What is expected>
Copy the records below exactly as they are written.

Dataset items
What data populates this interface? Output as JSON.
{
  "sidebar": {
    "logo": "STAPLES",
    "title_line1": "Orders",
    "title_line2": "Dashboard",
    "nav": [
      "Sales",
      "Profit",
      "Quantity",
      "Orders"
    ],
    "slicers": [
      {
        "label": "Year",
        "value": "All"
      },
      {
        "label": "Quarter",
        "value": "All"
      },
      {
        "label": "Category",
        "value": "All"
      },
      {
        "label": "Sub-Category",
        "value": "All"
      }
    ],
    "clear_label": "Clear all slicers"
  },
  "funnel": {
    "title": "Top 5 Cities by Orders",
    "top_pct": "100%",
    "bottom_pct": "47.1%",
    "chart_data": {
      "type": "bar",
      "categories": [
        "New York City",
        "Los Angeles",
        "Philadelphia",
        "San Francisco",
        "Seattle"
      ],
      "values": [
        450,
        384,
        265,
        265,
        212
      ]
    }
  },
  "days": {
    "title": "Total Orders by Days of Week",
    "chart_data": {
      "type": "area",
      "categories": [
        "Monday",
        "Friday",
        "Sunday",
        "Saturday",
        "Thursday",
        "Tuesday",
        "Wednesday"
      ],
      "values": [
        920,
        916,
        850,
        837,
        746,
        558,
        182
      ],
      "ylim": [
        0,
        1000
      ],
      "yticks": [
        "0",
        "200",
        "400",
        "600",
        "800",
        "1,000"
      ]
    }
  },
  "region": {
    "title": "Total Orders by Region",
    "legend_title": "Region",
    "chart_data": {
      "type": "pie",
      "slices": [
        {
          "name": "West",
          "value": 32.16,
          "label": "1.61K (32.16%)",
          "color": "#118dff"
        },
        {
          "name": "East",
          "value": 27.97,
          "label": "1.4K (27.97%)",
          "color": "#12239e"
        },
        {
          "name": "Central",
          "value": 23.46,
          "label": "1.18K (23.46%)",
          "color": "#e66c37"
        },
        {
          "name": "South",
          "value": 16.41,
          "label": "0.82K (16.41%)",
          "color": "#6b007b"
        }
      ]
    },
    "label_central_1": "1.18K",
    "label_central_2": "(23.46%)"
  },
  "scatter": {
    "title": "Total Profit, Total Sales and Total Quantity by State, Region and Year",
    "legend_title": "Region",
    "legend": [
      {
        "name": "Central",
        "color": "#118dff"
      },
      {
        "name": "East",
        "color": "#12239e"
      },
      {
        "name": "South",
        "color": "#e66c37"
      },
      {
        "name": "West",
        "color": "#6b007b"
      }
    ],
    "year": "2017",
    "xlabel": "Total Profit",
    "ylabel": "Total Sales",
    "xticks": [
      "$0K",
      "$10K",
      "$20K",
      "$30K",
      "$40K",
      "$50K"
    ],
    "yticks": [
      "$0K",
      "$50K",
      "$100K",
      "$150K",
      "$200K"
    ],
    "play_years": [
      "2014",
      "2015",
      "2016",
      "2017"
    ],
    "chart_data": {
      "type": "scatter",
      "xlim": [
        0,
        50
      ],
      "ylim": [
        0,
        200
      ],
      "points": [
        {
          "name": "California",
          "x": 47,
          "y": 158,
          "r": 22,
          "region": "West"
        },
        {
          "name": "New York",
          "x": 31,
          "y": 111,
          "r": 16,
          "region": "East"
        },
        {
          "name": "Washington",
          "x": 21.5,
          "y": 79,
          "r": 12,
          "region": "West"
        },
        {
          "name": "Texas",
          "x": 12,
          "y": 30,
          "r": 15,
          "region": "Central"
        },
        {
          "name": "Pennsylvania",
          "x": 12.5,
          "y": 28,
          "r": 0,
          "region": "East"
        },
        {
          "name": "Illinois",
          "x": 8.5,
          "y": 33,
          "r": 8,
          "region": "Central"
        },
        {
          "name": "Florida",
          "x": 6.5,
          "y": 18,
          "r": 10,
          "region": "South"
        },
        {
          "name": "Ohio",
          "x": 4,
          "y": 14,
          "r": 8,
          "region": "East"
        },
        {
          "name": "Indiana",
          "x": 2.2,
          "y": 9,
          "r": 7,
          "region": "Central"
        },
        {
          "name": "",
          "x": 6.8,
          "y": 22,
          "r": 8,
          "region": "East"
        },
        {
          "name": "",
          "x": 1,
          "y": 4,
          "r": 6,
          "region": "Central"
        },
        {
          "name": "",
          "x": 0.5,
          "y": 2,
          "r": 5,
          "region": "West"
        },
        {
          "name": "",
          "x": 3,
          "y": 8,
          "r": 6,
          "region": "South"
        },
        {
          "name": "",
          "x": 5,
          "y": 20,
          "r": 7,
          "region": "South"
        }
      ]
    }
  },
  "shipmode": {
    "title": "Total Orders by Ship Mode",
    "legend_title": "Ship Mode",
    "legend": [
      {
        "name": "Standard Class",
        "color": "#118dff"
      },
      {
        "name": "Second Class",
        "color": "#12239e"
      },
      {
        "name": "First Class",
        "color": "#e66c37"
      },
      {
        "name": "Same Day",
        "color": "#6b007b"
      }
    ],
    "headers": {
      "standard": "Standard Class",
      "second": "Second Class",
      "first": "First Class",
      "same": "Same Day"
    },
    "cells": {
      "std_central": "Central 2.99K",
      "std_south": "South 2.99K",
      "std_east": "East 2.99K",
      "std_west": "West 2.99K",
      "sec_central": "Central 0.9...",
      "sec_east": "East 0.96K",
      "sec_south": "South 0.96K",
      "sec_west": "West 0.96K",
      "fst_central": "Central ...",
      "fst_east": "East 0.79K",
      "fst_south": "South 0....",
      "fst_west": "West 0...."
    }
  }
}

Result of the exercise>
What data populates this interface? Output as JSON.
{
  "sidebar": {
    "logo": "STAPLES",
    "title_line1": "Orders",
    "title_line2": "Dashboard",
    "nav": [
      "Sales",
      "Profit",
      "Quantity",
      "Orders"
    ],
    "slicers": [
      {
        "label": "Year",
        "value": "All"
      },
      {
        "label": "Quarter",
        "value": "All"
      },
      {
        "label": "Category",
        "value": "All"
      },
      {
        "label": "Sub-Category",
        "value": "All"
      }
    ],
    "clear_label": "Clear all slicers"
  },
  "funnel": {
    "title": "Top 5 Cities by Orders",
    "top_pct": "100%",
    "bottom_pct": "47.1%",
    "chart_data": {
      "type": "bar",
      "categories": [
        "New York City",
        "Los Angeles",
        "Philadelphia",
        "San Francisco",
        "Seattle"
      ],
      "values": [
        450,
        384,
        265,
        265,
        212
      ]
    }
  },
  "days": {
    "title": "Total Orders by Days of Week",
    "chart_data": {
      "type": "area",
      "categories": [
        "Monday",
        "Friday",
        "Sunday",
        "Saturday",
        "Thursday",
        "Tuesday",
        "Wednesday"
      ],
      "values": [
        920,
        916,
        850,
        837,
        746,
        558,
        182
      ],
      "ylim": [
        0,
        1000
      ],
      "yticks": [
        "0",
        "200",
        "400",
        "600",
        "800",
        "1,000"
      ]
    }
  },
  "region": {
    "title": "Total Orders by Region",
    "legend_title": "Region",
    "chart_data": {
      "type": "pie",
      "slices": [
        {
          "name": "West",
          "value": 32.16,
          "label": "1.61K (32.16%)",
          "color": "#118dff"
        },
        {
          "name": "East",
          "value": 27.97,
          "label": "1.4K (27.97%)",
          "color": "#12239e"
        },
        {
          "name": "Central",
          "value": 23.46,
          "label": "1.18K (23.46%)",
          "color": "#e66c37"
        },
        {
          "name": "South",
          "value": 16.41,
          "label": "0.82K (16.41%)",
          "color": "#6b007b"
        }
      ]
    },
    "label_central_1": "1.18K",
    "label_central_2": "(23.46%)"
  },
  "scatter": {
    "title": "Total Profit, Total Sales and Total Quantity by State, Region and Year",
    "legend_title": "Region",
    "legend": [
      {
        "name": "Central",
        "color": "#118dff"
      },
      {
        "name": "East",
        "color": "#12239e"
      },
      {
        "name": "South",
        "color": "#e66c37"
      },
      {
        "name": "West",
        "color": "#6b007b"
      }
    ],
    "year": "2017",
    "xlabel": "Total Profit",
    "ylabel": "Total Sales",
    "xticks": [
      "$0K",
      "$10K",
      "$20K",
      "$30K",
      "$40K",
      "$50K"
    ],
    "yticks": [
      "$0K",
      "$50K",
      "$100K",
      "$150K",
      "$200K"
    ],
    "play_years": [
      "2014",
      "2015",
      "2016",
      "2017"
    ],
    "chart_data": {
      "type": "scatter",
      "xlim": [
        0,
        50
      ],
      "ylim": [
        0,
        200
      ],
      "points": [
        {
          "name": "California",
          "x": 47,
          "y": 158,
          "r": 22,
          "region": "West"
        },
        {
          "name": "New York",
          "x": 31,
          "y": 111,
          "r": 16,
          "region": "East"
        },
        {
          "name": "Washington",
          "x": 21.5,
          "y": 79,
          "r": 12,
          "region": "West"
        },
        {
          "name": "Texas",
          "x": 12,
          "y": 30,
          "r": 15,
          "region": "Central"
        },
        {
          "name": "Pennsylvania",
          "x": 12.5,
          "y": 28,
          "r": 0,
          "region": "East"
        },
        {
          "name": "Illinois",
          "x": 8.5,
          "y": 33,
          "r": 8,
          "region": "Central"
        },
        {
          "name": "Florida",
          "x": 6.5,
          "y": 18,
          "r": 10,
          "region": "South"
        },
        {
          "name": "Ohio",
          "x": 4,
          "y": 14,
          "r": 8,
          "region": "East"
        },
        {
          "name": "Indiana",
          "x": 2.2,
          "y": 9,
          "r": 7,
          "region": "Central"
        },
        {
          "name": "",
          "x": 6.8,
          "y": 22,
          "r": 8,
          "region": "East"
        },
        {
          "name": "",
          "x": 1,
          "y": 4,
          "r": 6,
          "region": "Central"
        },
        {
          "name": "",
          "x": 0.5,
          "y": 2,
          "r": 5,
          "region": "West"
        },
        {
          "name": "",
          "x": 3,
          "y": 8,
          "r": 6,
          "region": "South"
        },
        {
          "name": "",
          "x": 5,
          "y": 20,
          "r": 7,
          "region": "South"
        }
      ]
    }
  },
  "shipmode": {
    "title": "Total Orders by Ship Mode",
    "legend_title": "Ship Mode",
    "legend": [
      {
        "name": "Standard Class",
        "color": "#118dff"
      },
      {
        "name": "Second Class",
        "color": "#12239e"
      },
      {
        "name": "First Class",
        "color": "#e66c37"
      },
      {
        "name": "Same Day",
        "color": "#6b007b"
      }
    ],
    "headers": {
      "standard": "Standard Class",
      "second": "Second Class",
      "first": "First Class",
      "same": "Same Day"
    },
    "cells": {
      "std_central": "Central 2.99K",
      "std_south": "South 2.99K",
      "std_east": "East 2.99K",
      "std_west": "West 2.99K",
      "sec_central": "Central 0.9...",
      "sec_east": "East 0.96K",
      "sec_south": "South 0.96K",
      "sec_west": "West 0.96K",
      "fst_central": "Central ...",
      "fst_east": "East 0.79K",
      "fst_south": "South 0....",
      "fst_west": "West 0...."
    }
  }
}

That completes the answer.